Provided entries:
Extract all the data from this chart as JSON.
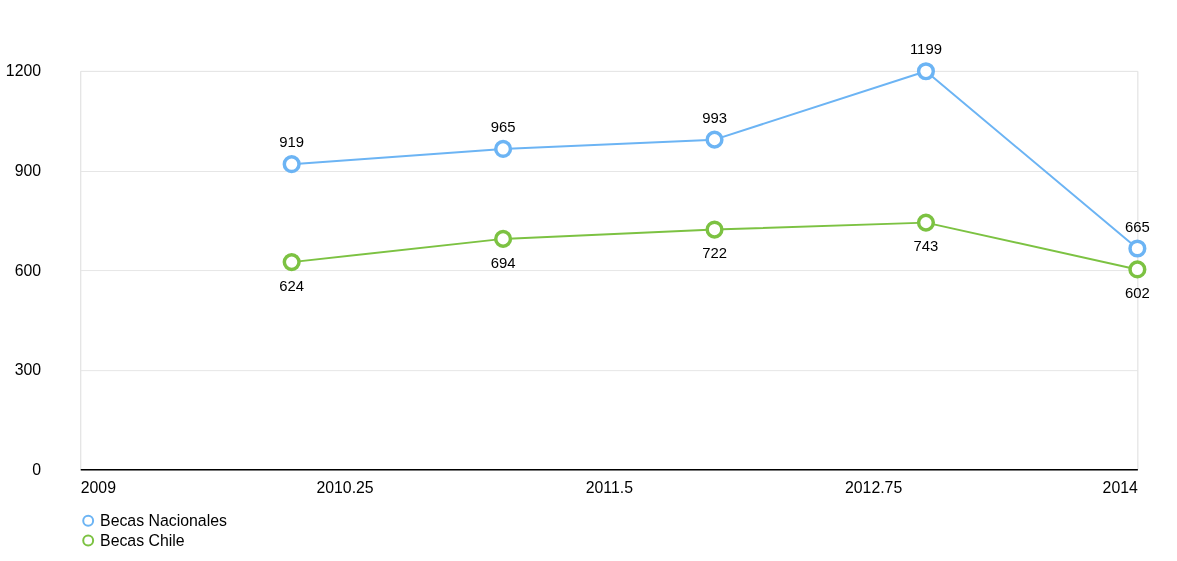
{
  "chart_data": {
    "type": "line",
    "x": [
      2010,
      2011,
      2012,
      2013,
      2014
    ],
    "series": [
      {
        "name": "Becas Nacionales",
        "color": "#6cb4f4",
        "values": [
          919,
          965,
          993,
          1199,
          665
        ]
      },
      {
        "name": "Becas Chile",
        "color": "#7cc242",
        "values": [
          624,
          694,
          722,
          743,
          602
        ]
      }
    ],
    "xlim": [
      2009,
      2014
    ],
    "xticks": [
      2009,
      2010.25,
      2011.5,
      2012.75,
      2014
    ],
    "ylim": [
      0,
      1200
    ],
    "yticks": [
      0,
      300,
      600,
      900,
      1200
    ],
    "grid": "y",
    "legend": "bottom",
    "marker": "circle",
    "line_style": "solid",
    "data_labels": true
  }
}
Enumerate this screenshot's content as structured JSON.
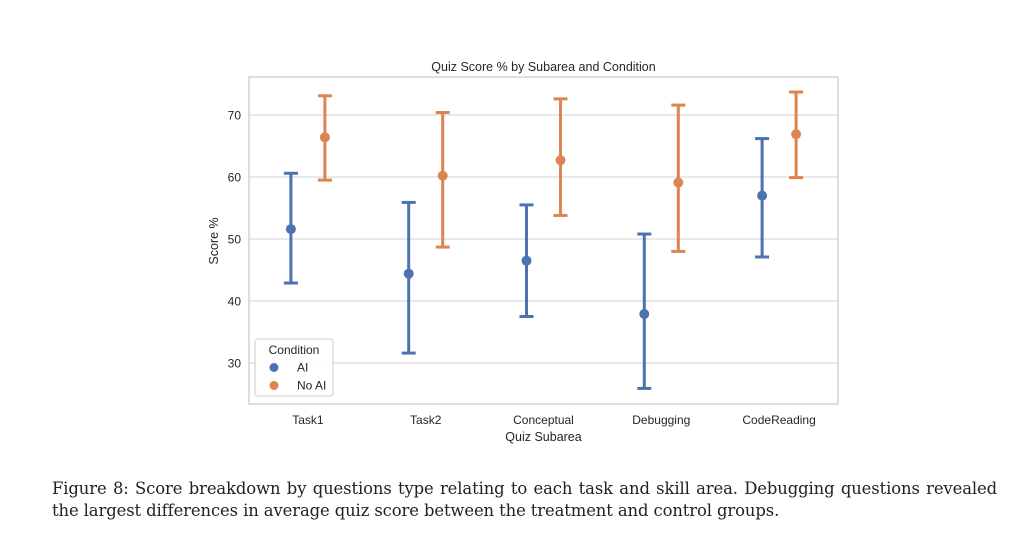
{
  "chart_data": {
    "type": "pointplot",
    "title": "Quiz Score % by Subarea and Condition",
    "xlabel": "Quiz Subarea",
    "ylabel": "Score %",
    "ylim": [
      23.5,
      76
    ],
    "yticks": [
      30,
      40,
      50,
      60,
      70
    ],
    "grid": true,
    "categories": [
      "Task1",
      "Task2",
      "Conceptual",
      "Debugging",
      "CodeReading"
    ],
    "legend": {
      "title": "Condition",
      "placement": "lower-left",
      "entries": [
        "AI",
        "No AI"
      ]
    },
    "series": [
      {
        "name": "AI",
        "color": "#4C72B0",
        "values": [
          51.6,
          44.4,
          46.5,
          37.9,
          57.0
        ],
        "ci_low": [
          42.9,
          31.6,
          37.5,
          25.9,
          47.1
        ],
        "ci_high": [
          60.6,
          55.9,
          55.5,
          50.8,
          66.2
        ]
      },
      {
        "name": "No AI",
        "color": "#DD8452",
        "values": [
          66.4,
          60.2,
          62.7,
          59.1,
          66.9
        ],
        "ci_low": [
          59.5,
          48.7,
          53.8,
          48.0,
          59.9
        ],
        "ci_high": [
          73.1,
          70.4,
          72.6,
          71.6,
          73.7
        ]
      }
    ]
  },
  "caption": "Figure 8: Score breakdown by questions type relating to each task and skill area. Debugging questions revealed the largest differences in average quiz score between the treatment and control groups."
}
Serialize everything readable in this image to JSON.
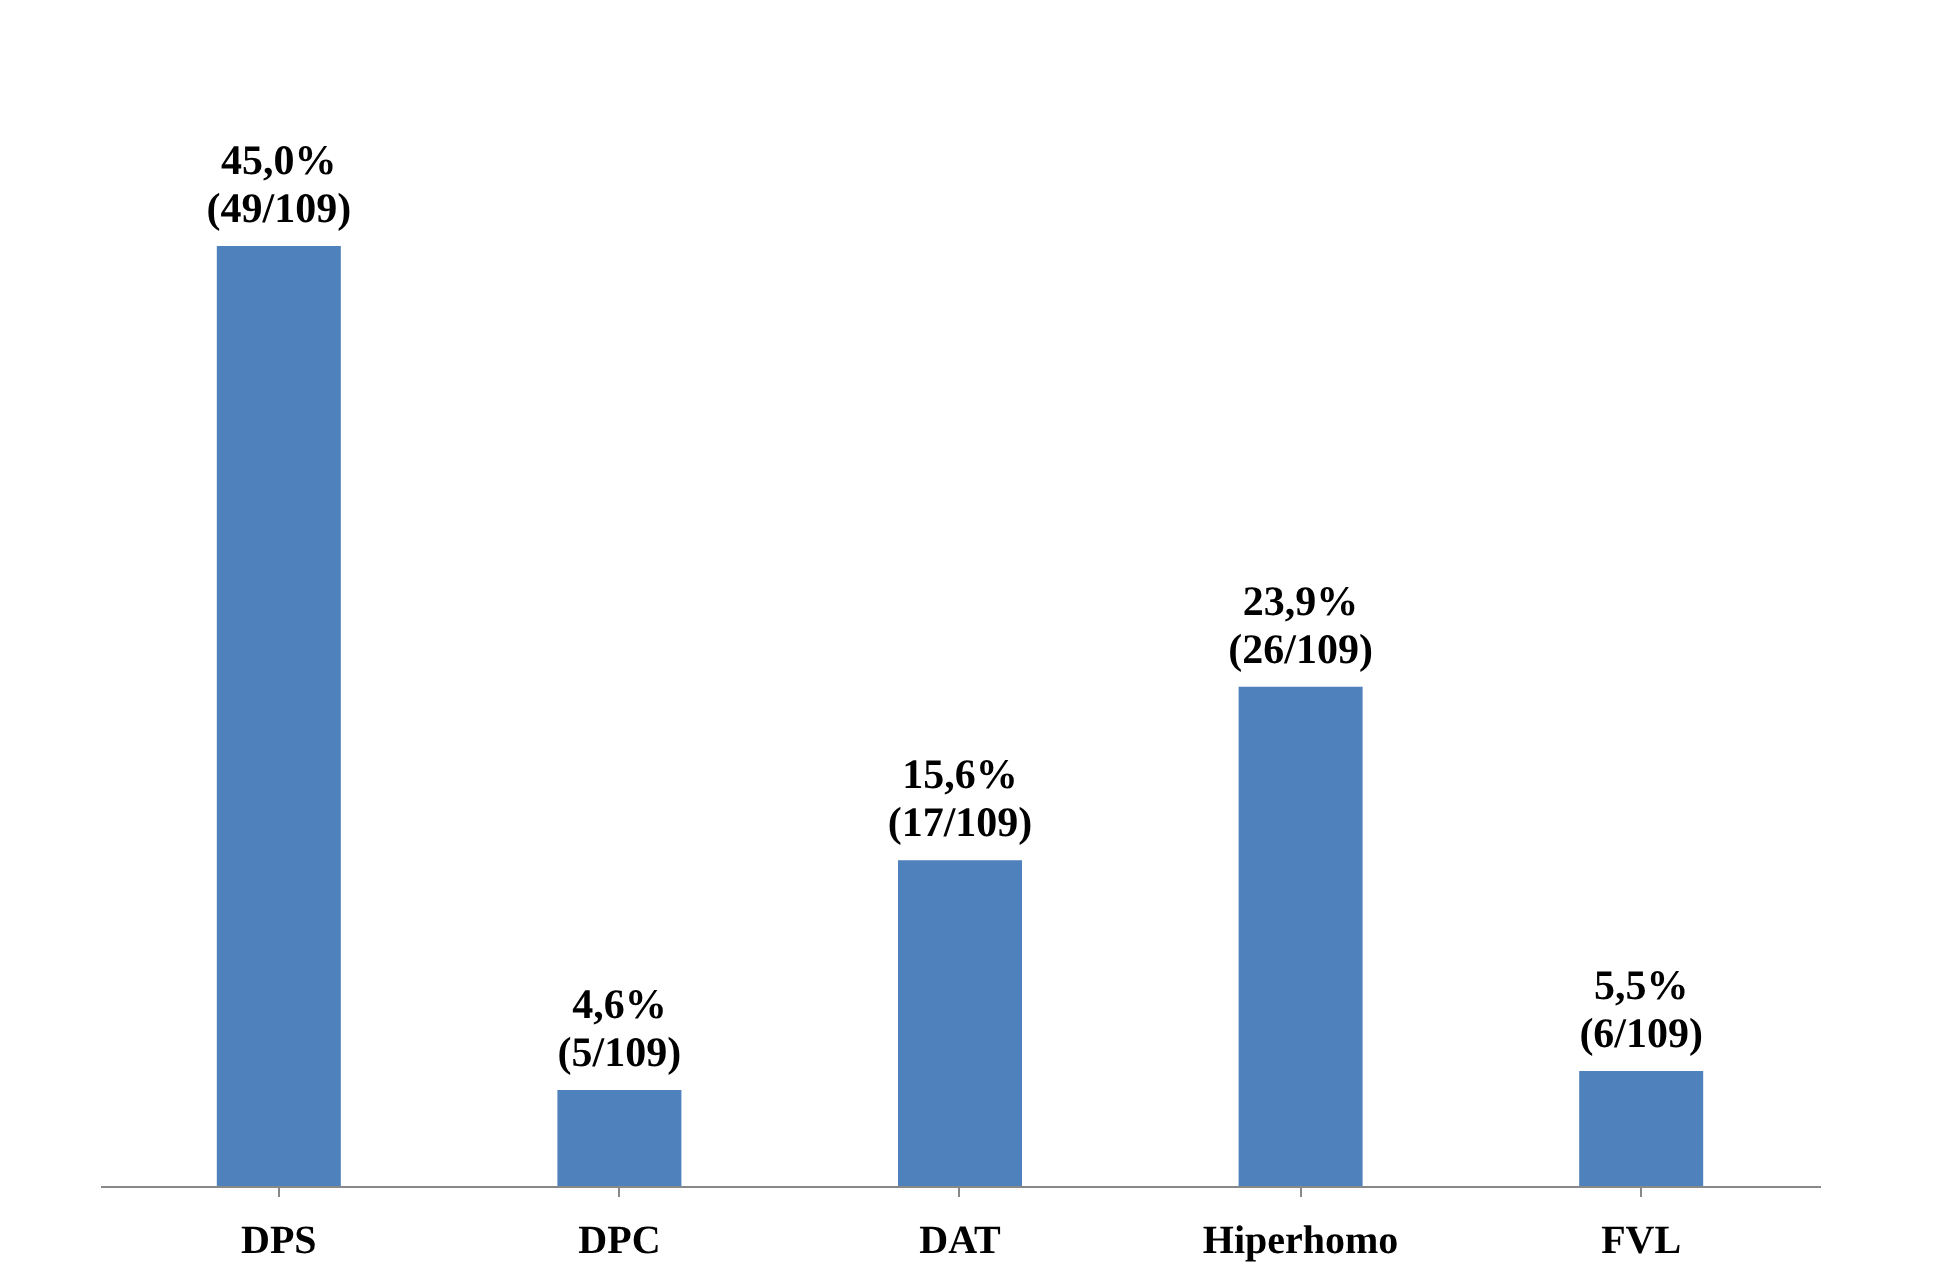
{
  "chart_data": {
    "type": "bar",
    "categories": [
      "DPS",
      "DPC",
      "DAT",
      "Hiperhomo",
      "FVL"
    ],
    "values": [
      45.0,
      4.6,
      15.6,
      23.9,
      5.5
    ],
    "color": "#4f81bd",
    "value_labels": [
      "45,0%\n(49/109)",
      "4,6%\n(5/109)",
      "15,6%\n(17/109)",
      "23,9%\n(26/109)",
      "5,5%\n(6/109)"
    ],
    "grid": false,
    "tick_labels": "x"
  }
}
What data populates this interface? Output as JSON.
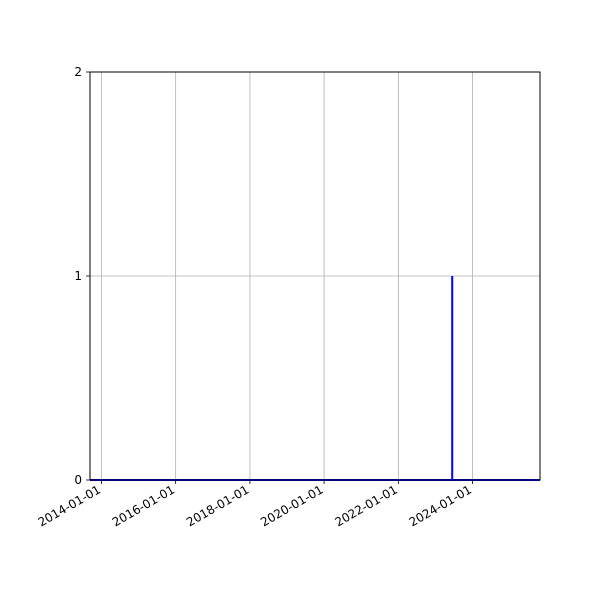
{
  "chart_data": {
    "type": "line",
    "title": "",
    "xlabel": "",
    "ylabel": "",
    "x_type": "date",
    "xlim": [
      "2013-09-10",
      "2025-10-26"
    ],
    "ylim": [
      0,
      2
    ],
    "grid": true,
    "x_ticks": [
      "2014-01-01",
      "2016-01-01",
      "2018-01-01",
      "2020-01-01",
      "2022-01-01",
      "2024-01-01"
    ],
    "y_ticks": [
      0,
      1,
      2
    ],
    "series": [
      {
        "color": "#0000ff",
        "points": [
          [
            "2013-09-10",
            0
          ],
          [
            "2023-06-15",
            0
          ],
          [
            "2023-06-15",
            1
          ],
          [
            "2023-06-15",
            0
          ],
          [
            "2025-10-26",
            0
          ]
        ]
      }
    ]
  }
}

Directions:
Retype the records exactly. Any image in them should not appear in what you write.

Answer in full:
Extract all the data from this chart as JSON.
{
  "chart_data": {
    "type": "line",
    "x": [
      2010,
      2011,
      2012,
      2013,
      2014
    ],
    "series": [
      {
        "name": "Becas Nacionales",
        "color": "#6cb4f4",
        "values": [
          919,
          965,
          993,
          1199,
          665
        ]
      },
      {
        "name": "Becas Chile",
        "color": "#7cc242",
        "values": [
          624,
          694,
          722,
          743,
          602
        ]
      }
    ],
    "xlim": [
      2009,
      2014
    ],
    "xticks": [
      2009,
      2010.25,
      2011.5,
      2012.75,
      2014
    ],
    "ylim": [
      0,
      1200
    ],
    "yticks": [
      0,
      300,
      600,
      900,
      1200
    ],
    "grid": "y",
    "legend": "bottom",
    "marker": "circle",
    "line_style": "solid",
    "data_labels": true
  }
}
Enumerate this screenshot's content as structured JSON.
{
  "chart_data": {
    "type": "pointplot",
    "title": "Quiz Score % by Subarea and Condition",
    "xlabel": "Quiz Subarea",
    "ylabel": "Score %",
    "ylim": [
      23.5,
      76
    ],
    "yticks": [
      30,
      40,
      50,
      60,
      70
    ],
    "grid": true,
    "categories": [
      "Task1",
      "Task2",
      "Conceptual",
      "Debugging",
      "CodeReading"
    ],
    "legend": {
      "title": "Condition",
      "placement": "lower-left",
      "entries": [
        "AI",
        "No AI"
      ]
    },
    "series": [
      {
        "name": "AI",
        "color": "#4C72B0",
        "values": [
          51.6,
          44.4,
          46.5,
          37.9,
          57.0
        ],
        "ci_low": [
          42.9,
          31.6,
          37.5,
          25.9,
          47.1
        ],
        "ci_high": [
          60.6,
          55.9,
          55.5,
          50.8,
          66.2
        ]
      },
      {
        "name": "No AI",
        "color": "#DD8452",
        "values": [
          66.4,
          60.2,
          62.7,
          59.1,
          66.9
        ],
        "ci_low": [
          59.5,
          48.7,
          53.8,
          48.0,
          59.9
        ],
        "ci_high": [
          73.1,
          70.4,
          72.6,
          71.6,
          73.7
        ]
      }
    ]
  },
  "caption": "Figure 8: Score breakdown by questions type relating to each task and skill area. Debugging questions revealed the largest differences in average quiz score between the treatment and control groups."
}
Serialize everything readable in this image to JSON.
{
  "chart_data": {
    "type": "bar",
    "categories": [
      "DPS",
      "DPC",
      "DAT",
      "Hiperhomo",
      "FVL"
    ],
    "values": [
      45.0,
      4.6,
      15.6,
      23.9,
      5.5
    ],
    "color": "#4f81bd",
    "value_labels": [
      "45,0%\n(49/109)",
      "4,6%\n(5/109)",
      "15,6%\n(17/109)",
      "23,9%\n(26/109)",
      "5,5%\n(6/109)"
    ],
    "grid": false,
    "tick_labels": "x"
  }
}
What data populates this interface? Output as JSON.
{
  "chart_data": {
    "type": "line",
    "title": "",
    "xlabel": "",
    "ylabel": "",
    "x_type": "date",
    "xlim": [
      "2013-09-10",
      "2025-10-26"
    ],
    "ylim": [
      0,
      2
    ],
    "grid": true,
    "x_ticks": [
      "2014-01-01",
      "2016-01-01",
      "2018-01-01",
      "2020-01-01",
      "2022-01-01",
      "2024-01-01"
    ],
    "y_ticks": [
      0,
      1,
      2
    ],
    "series": [
      {
        "color": "#0000ff",
        "points": [
          [
            "2013-09-10",
            0
          ],
          [
            "2023-06-15",
            0
          ],
          [
            "2023-06-15",
            1
          ],
          [
            "2023-06-15",
            0
          ],
          [
            "2025-10-26",
            0
          ]
        ]
      }
    ]
  }
}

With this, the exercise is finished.